What is the number of lines holding the word "ylabel"? Write that number and nothing else.

(Rows from a dataset)
## Begin

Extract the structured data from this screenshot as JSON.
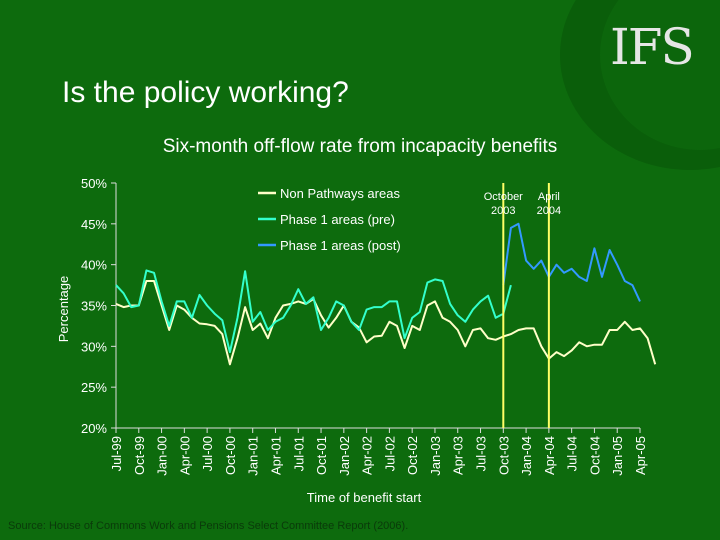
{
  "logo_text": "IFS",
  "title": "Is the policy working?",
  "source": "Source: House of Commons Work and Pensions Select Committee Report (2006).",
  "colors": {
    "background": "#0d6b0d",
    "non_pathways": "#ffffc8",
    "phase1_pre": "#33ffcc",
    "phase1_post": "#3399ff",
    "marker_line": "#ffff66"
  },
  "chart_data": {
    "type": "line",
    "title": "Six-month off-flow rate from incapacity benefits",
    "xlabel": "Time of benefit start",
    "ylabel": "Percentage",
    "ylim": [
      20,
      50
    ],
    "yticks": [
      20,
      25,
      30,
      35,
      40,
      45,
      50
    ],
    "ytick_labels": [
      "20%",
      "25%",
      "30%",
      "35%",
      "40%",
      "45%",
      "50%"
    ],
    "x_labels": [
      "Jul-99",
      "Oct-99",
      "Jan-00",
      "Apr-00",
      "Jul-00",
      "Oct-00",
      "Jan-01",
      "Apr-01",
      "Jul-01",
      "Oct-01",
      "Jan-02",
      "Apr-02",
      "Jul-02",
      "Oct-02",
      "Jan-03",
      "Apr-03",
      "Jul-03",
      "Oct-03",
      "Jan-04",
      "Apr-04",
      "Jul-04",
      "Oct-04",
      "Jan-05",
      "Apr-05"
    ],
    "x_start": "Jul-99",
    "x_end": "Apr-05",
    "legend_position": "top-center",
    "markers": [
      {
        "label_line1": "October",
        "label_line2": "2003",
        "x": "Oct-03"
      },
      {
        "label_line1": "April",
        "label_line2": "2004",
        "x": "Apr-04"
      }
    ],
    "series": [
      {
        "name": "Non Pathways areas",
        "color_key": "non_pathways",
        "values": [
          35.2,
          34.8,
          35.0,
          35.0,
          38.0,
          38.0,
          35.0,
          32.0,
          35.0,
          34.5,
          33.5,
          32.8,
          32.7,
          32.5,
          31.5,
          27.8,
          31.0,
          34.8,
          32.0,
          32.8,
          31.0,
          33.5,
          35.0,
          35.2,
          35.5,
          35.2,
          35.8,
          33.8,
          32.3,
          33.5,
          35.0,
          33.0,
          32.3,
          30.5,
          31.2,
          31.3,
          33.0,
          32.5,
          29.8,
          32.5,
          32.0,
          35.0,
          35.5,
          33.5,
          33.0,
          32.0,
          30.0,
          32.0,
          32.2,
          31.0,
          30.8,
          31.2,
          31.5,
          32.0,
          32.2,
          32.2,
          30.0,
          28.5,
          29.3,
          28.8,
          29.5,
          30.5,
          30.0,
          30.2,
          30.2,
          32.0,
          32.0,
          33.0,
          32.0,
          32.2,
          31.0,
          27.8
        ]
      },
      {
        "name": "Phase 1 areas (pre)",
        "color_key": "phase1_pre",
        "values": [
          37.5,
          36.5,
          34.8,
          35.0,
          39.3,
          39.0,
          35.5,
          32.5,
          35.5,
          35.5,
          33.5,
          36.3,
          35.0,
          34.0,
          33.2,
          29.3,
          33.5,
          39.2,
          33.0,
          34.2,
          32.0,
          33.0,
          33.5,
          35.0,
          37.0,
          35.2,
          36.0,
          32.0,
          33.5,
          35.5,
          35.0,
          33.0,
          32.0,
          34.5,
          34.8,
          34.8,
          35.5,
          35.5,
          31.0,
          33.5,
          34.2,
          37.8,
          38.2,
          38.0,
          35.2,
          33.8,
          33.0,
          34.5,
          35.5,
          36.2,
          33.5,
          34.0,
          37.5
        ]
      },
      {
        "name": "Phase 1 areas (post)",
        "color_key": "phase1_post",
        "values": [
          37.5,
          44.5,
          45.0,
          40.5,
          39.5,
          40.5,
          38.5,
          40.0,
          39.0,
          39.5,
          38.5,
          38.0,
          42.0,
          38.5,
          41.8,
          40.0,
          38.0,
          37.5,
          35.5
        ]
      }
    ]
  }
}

## End
## Begin

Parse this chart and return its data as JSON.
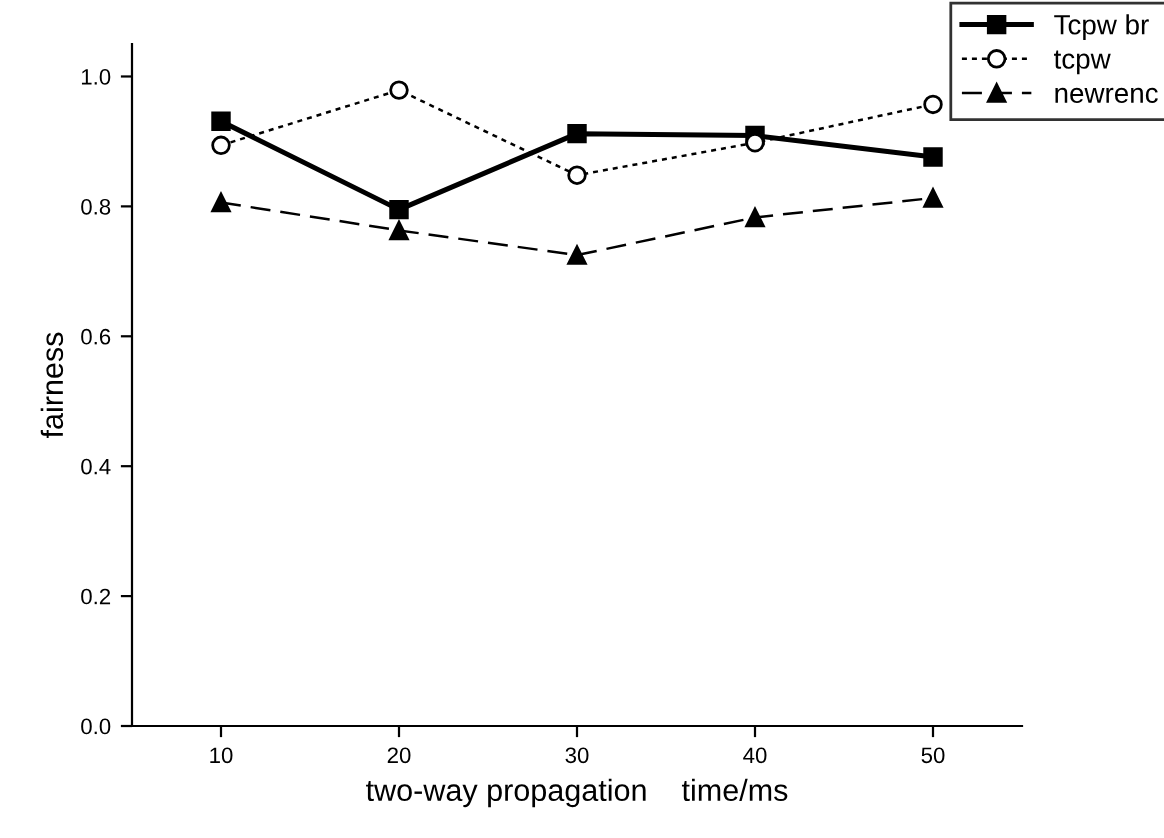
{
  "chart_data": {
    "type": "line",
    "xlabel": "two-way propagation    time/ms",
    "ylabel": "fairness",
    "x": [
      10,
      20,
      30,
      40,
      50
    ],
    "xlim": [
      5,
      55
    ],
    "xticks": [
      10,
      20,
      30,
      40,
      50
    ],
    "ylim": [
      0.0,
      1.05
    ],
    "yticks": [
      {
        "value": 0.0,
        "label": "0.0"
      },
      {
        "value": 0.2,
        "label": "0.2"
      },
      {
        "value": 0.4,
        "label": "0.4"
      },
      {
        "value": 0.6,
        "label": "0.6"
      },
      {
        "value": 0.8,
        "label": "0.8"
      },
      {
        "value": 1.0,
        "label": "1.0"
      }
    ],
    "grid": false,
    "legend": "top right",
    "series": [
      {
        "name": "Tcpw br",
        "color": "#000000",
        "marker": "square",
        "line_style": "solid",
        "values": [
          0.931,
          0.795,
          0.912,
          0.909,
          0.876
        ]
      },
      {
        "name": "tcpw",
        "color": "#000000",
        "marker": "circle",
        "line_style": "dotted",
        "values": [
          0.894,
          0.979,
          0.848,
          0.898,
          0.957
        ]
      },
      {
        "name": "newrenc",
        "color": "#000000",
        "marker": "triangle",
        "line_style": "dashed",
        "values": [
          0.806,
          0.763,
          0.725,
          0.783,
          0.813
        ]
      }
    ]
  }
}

## End

RESPONSE TO THIS TASK: 2